# SHORT EXERCISE:
Identify all lines in the listing that include the word "всего", and copy them out.

[START]

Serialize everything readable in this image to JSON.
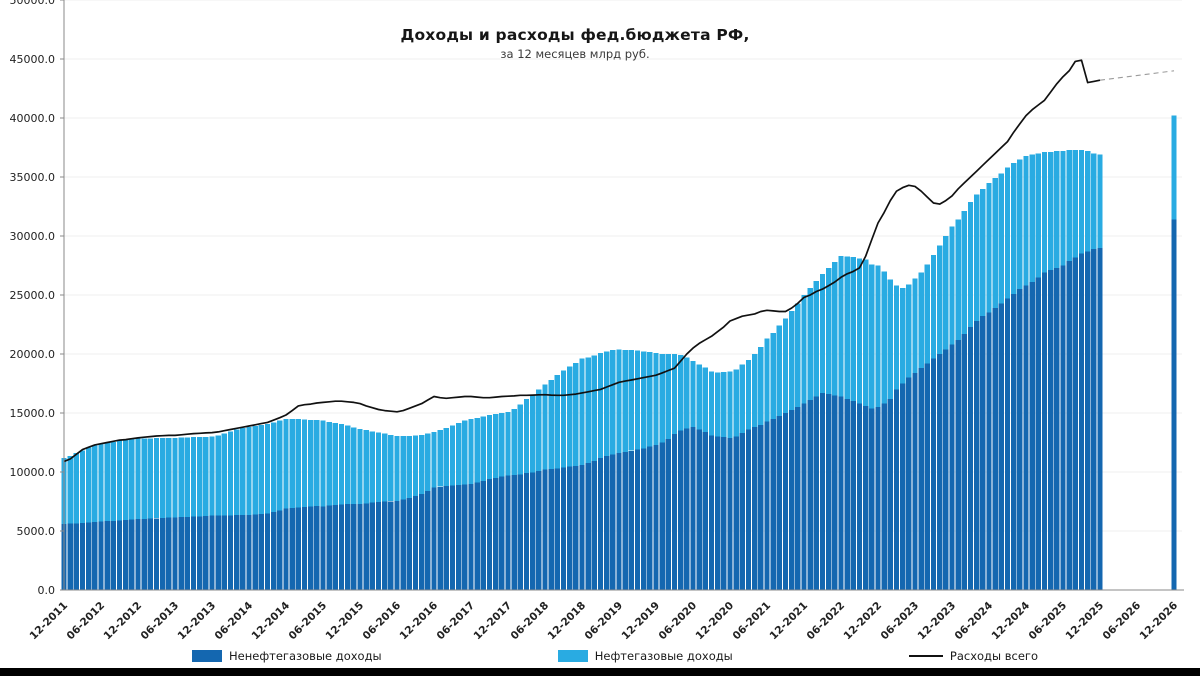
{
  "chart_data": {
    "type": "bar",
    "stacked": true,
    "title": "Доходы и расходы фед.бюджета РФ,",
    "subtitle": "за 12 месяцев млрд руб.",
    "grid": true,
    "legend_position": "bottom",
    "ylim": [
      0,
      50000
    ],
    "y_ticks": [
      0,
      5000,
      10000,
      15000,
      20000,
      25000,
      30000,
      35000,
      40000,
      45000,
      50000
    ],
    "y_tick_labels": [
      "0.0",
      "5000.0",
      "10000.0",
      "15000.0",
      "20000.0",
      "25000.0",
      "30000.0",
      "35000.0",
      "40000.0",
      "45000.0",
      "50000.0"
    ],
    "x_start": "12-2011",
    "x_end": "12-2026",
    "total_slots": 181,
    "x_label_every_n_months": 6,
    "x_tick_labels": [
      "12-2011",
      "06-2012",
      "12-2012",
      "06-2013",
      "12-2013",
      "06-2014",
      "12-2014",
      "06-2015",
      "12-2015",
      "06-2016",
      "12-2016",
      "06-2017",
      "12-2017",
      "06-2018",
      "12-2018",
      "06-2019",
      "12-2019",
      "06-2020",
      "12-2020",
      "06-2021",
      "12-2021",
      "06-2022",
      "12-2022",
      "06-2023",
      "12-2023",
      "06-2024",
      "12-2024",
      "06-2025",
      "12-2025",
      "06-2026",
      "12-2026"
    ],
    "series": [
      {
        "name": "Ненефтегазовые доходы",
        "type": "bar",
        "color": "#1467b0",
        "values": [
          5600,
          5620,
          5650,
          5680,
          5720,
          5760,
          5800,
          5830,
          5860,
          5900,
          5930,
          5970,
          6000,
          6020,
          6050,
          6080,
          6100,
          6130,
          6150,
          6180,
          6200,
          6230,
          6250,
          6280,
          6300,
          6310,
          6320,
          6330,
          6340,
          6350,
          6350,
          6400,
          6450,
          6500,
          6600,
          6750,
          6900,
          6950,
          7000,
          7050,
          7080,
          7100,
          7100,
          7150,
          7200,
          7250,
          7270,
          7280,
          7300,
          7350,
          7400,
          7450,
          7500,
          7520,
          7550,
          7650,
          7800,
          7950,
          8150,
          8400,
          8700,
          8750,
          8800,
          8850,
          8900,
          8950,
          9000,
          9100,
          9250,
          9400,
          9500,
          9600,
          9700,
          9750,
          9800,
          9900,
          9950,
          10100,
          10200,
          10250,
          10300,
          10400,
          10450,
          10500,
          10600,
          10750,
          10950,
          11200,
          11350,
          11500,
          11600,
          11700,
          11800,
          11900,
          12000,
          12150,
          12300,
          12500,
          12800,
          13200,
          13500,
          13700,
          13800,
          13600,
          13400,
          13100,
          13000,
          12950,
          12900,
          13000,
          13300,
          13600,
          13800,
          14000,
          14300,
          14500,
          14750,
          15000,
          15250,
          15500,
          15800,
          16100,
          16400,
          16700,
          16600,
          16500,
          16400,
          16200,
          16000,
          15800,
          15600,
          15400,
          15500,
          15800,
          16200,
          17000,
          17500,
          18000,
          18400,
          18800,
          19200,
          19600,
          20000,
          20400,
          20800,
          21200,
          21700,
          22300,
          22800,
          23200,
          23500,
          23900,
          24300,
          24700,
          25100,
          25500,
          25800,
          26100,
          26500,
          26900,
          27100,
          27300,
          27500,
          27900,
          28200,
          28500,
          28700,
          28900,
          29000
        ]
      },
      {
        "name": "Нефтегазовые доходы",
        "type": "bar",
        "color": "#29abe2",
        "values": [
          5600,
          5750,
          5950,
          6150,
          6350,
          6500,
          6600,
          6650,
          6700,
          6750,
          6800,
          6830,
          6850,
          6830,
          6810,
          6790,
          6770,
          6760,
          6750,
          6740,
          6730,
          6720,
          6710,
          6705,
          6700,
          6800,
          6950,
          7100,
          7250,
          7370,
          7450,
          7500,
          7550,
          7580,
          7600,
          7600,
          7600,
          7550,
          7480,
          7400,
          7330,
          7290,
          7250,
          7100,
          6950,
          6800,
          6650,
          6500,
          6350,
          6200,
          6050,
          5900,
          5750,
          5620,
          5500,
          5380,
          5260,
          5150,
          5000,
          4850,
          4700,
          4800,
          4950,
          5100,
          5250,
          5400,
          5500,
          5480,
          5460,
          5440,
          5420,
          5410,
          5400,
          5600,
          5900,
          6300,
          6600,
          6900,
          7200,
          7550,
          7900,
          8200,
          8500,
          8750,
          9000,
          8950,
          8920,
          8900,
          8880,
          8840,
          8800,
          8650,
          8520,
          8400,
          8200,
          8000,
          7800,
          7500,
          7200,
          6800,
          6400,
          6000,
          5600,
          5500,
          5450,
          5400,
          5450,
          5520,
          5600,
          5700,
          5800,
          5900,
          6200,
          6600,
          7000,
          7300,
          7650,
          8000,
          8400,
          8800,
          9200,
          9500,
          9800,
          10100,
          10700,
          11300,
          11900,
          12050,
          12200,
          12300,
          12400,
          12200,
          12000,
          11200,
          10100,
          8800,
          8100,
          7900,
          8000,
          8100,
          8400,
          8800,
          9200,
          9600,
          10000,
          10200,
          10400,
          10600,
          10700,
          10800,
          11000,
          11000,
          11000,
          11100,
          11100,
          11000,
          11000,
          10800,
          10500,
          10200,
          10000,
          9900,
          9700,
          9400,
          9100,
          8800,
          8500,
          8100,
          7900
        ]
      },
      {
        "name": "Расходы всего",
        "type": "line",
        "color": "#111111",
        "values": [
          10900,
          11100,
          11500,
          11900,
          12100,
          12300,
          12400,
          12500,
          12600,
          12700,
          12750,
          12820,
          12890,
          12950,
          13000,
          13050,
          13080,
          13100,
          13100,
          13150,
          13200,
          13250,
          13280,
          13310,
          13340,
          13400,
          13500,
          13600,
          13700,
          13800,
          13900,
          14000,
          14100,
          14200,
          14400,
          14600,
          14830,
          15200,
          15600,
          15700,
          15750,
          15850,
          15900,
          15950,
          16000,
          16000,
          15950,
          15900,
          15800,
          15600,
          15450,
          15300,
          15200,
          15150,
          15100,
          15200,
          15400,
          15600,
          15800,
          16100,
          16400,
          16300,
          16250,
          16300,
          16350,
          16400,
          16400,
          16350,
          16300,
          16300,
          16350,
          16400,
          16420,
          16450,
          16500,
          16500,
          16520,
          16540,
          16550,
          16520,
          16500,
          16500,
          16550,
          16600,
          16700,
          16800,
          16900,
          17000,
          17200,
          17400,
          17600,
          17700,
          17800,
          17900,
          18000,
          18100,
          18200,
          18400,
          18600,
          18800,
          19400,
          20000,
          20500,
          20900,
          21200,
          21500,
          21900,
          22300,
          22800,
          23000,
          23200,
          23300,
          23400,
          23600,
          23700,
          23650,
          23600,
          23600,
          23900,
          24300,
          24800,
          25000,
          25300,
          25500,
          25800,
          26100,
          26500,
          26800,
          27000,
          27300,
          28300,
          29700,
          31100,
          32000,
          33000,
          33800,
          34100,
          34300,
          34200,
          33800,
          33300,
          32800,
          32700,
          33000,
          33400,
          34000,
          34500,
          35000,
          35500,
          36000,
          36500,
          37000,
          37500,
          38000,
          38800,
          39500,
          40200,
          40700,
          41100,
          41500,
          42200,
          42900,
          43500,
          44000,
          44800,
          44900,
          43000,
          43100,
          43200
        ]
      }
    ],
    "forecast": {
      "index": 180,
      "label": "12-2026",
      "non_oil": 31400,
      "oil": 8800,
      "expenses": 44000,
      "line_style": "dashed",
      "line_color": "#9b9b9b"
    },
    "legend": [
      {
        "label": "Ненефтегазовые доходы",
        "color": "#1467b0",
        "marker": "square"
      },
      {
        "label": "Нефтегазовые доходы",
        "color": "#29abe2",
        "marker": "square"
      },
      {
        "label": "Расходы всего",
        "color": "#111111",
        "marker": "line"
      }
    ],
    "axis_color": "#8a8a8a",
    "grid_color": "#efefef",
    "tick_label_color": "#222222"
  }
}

[END]

# RESPONSE FOR THIS EXERCISE:
        "name": "Расходы всего",
        "label": "Расходы всего",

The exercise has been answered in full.